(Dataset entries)
§

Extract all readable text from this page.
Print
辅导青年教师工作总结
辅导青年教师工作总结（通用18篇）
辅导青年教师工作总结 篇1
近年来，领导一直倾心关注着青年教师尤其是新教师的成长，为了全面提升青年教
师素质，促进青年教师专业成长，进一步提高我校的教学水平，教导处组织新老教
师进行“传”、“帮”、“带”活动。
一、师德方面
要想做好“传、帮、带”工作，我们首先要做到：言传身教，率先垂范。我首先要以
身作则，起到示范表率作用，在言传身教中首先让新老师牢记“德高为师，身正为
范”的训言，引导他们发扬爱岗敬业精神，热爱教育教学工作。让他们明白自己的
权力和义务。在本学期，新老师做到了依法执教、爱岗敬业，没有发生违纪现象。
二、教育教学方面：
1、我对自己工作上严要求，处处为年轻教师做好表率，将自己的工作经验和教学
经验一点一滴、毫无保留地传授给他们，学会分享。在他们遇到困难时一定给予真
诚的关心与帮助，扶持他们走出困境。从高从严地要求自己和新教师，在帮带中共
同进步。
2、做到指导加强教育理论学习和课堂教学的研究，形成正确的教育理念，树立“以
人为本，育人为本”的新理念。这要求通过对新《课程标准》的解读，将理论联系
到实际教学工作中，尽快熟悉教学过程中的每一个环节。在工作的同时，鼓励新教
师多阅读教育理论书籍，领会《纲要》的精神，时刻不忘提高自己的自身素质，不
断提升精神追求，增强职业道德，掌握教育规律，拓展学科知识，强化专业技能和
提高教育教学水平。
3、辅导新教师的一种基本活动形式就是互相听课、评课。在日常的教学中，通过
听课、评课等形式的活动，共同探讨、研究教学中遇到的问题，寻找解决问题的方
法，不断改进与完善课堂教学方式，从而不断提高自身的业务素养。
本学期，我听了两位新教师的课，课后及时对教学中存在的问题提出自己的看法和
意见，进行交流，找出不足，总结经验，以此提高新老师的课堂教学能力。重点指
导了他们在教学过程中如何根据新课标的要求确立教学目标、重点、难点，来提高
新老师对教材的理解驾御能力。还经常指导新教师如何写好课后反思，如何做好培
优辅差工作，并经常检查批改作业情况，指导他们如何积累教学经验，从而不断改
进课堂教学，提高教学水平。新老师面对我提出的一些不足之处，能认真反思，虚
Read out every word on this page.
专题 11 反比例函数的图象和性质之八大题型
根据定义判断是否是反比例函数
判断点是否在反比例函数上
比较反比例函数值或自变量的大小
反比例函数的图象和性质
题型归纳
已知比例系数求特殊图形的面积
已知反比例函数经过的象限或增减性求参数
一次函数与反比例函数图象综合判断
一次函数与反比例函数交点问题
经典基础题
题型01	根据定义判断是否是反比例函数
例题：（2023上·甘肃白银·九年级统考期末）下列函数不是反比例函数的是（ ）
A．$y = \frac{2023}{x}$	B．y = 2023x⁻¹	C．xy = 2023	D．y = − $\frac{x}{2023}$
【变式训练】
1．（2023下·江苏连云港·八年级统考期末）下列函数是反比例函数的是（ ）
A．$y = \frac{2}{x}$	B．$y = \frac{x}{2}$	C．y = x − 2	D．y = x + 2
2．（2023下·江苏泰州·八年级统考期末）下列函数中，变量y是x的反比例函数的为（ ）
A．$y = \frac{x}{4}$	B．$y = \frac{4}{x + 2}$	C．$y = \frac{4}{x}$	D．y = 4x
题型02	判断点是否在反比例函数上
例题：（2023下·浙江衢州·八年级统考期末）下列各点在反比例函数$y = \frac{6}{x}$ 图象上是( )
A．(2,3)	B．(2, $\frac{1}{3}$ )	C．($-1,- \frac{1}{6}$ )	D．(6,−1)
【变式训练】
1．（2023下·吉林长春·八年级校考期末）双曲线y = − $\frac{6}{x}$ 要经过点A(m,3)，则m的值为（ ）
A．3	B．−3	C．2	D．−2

§

### Your task
Retype exactly the lines from the one containing "Read out every word on this page." through the last line of the records above, including both.

### Task answer
Read out every word on this page.
专题 11 反比例函数的图象和性质之八大题型
根据定义判断是否是反比例函数
判断点是否在反比例函数上
比较反比例函数值或自变量的大小
反比例函数的图象和性质
题型归纳
已知比例系数求特殊图形的面积
已知反比例函数经过的象限或增减性求参数
一次函数与反比例函数图象综合判断
一次函数与反比例函数交点问题
经典基础题
题型01	根据定义判断是否是反比例函数
例题：（2023上·甘肃白银·九年级统考期末）下列函数不是反比例函数的是（ ）
A．$y = \frac{2023}{x}$	B．y = 2023x⁻¹	C．xy = 2023	D．y = − $\frac{x}{2023}$
【变式训练】
1．（2023下·江苏连云港·八年级统考期末）下列函数是反比例函数的是（ ）
A．$y = \frac{2}{x}$	B．$y = \frac{x}{2}$	C．y = x − 2	D．y = x + 2
2．（2023下·江苏泰州·八年级统考期末）下列函数中，变量y是x的反比例函数的为（ ）
A．$y = \frac{x}{4}$	B．$y = \frac{4}{x + 2}$	C．$y = \frac{4}{x}$	D．y = 4x
题型02	判断点是否在反比例函数上
例题：（2023下·浙江衢州·八年级统考期末）下列各点在反比例函数$y = \frac{6}{x}$ 图象上是( )
A．(2,3)	B．(2, $\frac{1}{3}$ )	C．($-1,- \frac{1}{6}$ )	D．(6,−1)
【变式训练】
1．（2023下·吉林长春·八年级校考期末）双曲线y = − $\frac{6}{x}$ 要经过点A(m,3)，则m的值为（ ）
A．3	B．−3	C．2	D．−2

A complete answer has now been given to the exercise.